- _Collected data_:
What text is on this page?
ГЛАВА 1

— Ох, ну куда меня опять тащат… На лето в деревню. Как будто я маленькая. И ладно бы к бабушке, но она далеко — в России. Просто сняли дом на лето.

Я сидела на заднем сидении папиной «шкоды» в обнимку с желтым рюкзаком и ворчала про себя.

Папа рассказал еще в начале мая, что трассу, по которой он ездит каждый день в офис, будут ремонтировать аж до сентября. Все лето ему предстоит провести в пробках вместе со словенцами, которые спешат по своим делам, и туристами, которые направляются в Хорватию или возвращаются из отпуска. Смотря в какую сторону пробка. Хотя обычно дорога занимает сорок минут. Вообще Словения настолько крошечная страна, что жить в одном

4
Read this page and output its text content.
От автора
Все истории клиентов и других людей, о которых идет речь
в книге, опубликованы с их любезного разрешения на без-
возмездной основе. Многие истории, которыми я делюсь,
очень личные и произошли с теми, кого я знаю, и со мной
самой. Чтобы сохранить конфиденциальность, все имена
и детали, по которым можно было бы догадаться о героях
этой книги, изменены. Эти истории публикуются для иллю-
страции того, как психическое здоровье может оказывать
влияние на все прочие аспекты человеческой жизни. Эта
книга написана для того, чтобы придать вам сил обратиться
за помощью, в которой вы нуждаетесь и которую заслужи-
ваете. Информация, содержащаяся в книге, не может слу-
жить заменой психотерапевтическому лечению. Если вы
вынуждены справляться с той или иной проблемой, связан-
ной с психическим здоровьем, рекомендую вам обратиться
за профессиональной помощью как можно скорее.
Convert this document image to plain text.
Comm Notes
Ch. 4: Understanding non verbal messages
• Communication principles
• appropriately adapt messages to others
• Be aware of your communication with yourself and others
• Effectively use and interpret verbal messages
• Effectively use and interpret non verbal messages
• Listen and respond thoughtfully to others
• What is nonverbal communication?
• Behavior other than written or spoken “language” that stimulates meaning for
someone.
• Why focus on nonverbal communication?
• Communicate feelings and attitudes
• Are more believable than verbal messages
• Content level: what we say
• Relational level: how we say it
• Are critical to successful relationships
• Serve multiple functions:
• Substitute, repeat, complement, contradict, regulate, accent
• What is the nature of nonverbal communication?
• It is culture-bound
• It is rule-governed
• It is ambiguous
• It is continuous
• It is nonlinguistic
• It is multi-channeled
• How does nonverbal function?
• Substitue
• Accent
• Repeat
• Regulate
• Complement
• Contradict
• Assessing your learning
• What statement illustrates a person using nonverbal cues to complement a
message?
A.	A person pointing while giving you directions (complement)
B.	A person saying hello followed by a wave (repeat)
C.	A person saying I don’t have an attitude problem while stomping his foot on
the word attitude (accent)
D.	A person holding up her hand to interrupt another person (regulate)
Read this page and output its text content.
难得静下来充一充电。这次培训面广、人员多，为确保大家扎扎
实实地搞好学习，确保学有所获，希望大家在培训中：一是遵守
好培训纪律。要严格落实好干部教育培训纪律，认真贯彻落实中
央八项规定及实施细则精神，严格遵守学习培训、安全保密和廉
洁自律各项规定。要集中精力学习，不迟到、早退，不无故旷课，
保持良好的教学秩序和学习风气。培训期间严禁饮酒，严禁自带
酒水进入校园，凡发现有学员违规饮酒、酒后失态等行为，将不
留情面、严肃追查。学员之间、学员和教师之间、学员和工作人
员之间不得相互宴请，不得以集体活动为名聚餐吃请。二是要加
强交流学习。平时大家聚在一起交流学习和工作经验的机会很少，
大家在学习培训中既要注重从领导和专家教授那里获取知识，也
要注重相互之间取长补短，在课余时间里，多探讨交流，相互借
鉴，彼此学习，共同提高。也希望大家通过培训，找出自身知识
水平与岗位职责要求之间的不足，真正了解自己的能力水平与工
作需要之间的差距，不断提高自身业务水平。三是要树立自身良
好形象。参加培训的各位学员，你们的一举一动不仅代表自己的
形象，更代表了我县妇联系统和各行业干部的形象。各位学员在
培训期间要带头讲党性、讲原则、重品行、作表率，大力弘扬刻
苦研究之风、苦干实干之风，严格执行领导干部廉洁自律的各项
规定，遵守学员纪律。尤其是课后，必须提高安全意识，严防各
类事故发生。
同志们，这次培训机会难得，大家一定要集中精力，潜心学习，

- _Task objective_: Choose all lines containing the string "others" and copy them out.

- _Output of the task_:
• appropriately adapt messages to others
• Be aware of your communication with yourself and others
• Listen and respond thoughtfully to others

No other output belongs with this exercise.